▸ Énoncé 1
D'après la critique du film Joker, pourquoi l'auteur choisit-il de ne pas comparer les différents « Joker » des dernières années ? Réponds en une à trois phrases.
▸ Énoncé 2
Dans la critique du film Joker, recopie le passage commençant par « Vu au Cinéma » et allant jusqu'à « Crime de Gotham. », en remplaçant « humoriste » par « comédien ».

▸ Texte fourni
┏━━

La carte la plus forte

Gros succès dans les salles obscures, le film Joker vaut-il l’admiration qu’on lui voue ? Tout fan de DC Comics qui se respecte a dû tressaillir à l’énoncé d’un nouveau film sur le méchant le plus connu de l’univers des comics… et au-delà. Créé en 1940 par Jerry Robinson, Bill Finger et Bob Kane, il s’agit ici d’une icône absolue de l’univers de Batman, pouvant se révéler comme étant un antagoniste proche de la perfection. Je ne vais pas m’étendre sur un comparatif illusoire des différents « Joker » de ces dernières années, mais me centraliser sur le présent film. L’essentiel, c’est de se demander si Joker nous fait passer un moment de cinéma comme il se doit et non de débattre sur la couleur du costume porté par le personnage en fin de métrage. Celui qui a la lourde tâche de nous présenter ce spectacle est Todd Phillips, connu notamment pour la trilogie Very Bad Trip. Va-t-il pouvoir garder son sérieux ? Alors préparez votre plus bel habit, fardez-vous de la meilleure des manières et c’est parti pour la critique. ATTENTION : cet article contient des spoilers

Vu au Cinéma Colisée de Couvet !

Gotham City, 1981. Arthur Fleck (Joaquin Phoenix) est un humoriste cherchant à faire décoller sa carrière tout en travaillant dans une agence de clowns. S’occupant de sa mère Penny (Frances Conroy) durant son temps libre et adulant le présentateur de talk-show Murray Franklin (Robert De Niro), il cherche à « faire rire les gens dans ce monde sombre et froid ». Ses troubles mentaux agrémentés d’agressions furtives et de révélations peu banales sur sa vie vont lentement le transformer en Joker, le Clown Prince du Crime de Gotham.

┗━━

▸ Données fournies
┏━━

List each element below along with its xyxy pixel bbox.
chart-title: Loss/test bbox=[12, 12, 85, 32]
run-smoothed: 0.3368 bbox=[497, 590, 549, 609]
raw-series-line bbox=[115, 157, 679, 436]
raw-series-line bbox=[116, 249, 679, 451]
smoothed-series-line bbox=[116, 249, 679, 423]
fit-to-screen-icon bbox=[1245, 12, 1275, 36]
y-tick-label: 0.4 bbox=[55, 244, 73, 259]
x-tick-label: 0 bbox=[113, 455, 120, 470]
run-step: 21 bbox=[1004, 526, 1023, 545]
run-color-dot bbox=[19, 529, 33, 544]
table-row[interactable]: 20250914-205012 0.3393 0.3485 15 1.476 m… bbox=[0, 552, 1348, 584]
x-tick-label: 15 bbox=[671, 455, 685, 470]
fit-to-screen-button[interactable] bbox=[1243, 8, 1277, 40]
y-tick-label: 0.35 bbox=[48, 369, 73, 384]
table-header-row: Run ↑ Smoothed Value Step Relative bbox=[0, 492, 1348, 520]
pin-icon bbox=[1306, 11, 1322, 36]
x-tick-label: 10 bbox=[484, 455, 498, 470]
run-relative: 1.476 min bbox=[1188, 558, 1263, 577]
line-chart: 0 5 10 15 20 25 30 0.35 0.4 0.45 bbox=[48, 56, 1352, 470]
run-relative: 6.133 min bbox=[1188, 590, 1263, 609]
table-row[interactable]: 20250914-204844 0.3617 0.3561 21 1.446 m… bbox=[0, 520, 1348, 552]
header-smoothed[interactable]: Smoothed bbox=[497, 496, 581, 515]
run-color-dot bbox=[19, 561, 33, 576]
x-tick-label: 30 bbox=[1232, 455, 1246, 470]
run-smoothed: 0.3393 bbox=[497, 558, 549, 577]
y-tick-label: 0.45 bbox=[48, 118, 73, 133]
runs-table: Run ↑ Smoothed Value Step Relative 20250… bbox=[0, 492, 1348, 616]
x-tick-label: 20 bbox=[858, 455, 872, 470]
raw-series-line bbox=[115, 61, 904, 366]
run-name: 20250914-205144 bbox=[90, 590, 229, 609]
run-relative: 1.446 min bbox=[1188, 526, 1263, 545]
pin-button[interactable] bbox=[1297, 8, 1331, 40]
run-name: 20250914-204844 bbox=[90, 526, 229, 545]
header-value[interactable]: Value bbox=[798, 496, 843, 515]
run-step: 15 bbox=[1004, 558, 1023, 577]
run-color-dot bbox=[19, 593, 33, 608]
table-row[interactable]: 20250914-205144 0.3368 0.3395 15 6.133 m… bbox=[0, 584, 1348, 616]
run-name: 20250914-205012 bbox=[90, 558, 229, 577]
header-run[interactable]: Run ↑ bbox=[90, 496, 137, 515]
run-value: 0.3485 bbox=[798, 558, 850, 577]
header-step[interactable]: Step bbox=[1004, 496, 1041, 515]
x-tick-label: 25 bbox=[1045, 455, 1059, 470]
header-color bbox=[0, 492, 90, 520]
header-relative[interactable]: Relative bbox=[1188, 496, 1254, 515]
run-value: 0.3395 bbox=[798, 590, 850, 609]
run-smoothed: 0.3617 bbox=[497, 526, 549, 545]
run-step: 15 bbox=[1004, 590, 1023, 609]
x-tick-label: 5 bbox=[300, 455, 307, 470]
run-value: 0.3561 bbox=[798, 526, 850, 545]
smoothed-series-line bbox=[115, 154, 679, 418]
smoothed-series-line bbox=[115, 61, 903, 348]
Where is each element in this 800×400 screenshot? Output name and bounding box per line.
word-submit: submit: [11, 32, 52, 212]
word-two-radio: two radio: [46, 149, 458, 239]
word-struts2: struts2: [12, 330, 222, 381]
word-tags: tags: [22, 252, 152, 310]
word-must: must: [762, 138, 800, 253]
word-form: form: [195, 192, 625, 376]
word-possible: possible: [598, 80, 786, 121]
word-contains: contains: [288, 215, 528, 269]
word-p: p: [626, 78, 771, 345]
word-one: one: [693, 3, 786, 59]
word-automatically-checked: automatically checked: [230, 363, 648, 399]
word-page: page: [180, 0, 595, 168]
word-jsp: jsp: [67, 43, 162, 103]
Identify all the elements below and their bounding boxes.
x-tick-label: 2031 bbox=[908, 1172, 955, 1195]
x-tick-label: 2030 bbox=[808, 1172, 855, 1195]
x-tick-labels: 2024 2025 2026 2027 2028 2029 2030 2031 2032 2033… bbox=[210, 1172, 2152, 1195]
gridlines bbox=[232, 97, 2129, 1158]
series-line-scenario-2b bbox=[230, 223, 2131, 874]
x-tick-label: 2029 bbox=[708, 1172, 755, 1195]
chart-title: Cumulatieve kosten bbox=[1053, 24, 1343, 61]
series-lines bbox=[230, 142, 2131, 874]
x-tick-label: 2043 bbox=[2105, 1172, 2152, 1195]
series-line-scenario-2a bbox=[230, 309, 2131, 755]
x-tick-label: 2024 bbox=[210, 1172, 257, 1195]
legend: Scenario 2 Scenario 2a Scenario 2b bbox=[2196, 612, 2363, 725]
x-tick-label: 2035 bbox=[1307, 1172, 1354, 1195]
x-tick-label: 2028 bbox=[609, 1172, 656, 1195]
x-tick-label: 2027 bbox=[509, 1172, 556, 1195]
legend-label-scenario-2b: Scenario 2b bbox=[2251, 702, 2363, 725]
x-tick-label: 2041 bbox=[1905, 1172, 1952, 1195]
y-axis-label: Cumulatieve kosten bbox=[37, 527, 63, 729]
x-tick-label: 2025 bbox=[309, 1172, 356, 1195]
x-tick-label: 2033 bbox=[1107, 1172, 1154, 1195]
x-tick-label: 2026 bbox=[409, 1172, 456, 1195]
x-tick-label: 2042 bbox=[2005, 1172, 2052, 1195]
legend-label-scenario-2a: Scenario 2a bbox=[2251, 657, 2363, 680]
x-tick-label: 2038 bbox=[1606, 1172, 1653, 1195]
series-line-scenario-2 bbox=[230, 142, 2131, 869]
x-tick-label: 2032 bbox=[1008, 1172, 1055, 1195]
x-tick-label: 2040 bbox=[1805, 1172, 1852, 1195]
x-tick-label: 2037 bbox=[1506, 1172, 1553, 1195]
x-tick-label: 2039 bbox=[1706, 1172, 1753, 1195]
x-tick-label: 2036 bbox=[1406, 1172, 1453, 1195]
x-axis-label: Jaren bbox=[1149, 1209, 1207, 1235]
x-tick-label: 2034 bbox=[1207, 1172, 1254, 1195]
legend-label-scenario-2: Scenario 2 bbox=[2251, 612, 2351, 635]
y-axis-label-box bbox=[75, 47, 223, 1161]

┗━━

▸ Réponse complète 1
L'auteur préfère se concentrer sur le présent film, car pour lui l'essentiel est de se demander si Joker fait passer un moment de cinéma comme il se doit. Il ne s'agit pas de débattre sur la couleur du costume porté par le personnage en fin de métrage.

▸ Réponse complète 2
Vu au Cinéma Colisée de Couvet !

Gotham City, 1981. Arthur Fleck (Joaquin Phoenix) est un comédien cherchant à faire décoller sa carrière tout en travaillant dans une agence de clowns. S’occupant de sa mère Penny (Frances Conroy) durant son temps libre et adulant le présentateur de talk-show Murray Franklin (Robert De Niro), il cherche à « faire rire les gens dans ce monde sombre et froid ». Ses troubles mentaux agrémentés d’agressions furtives et de révélations peu banales sur sa vie vont lentement le transformer en Joker, le Clown Prince du Crime de Gotham.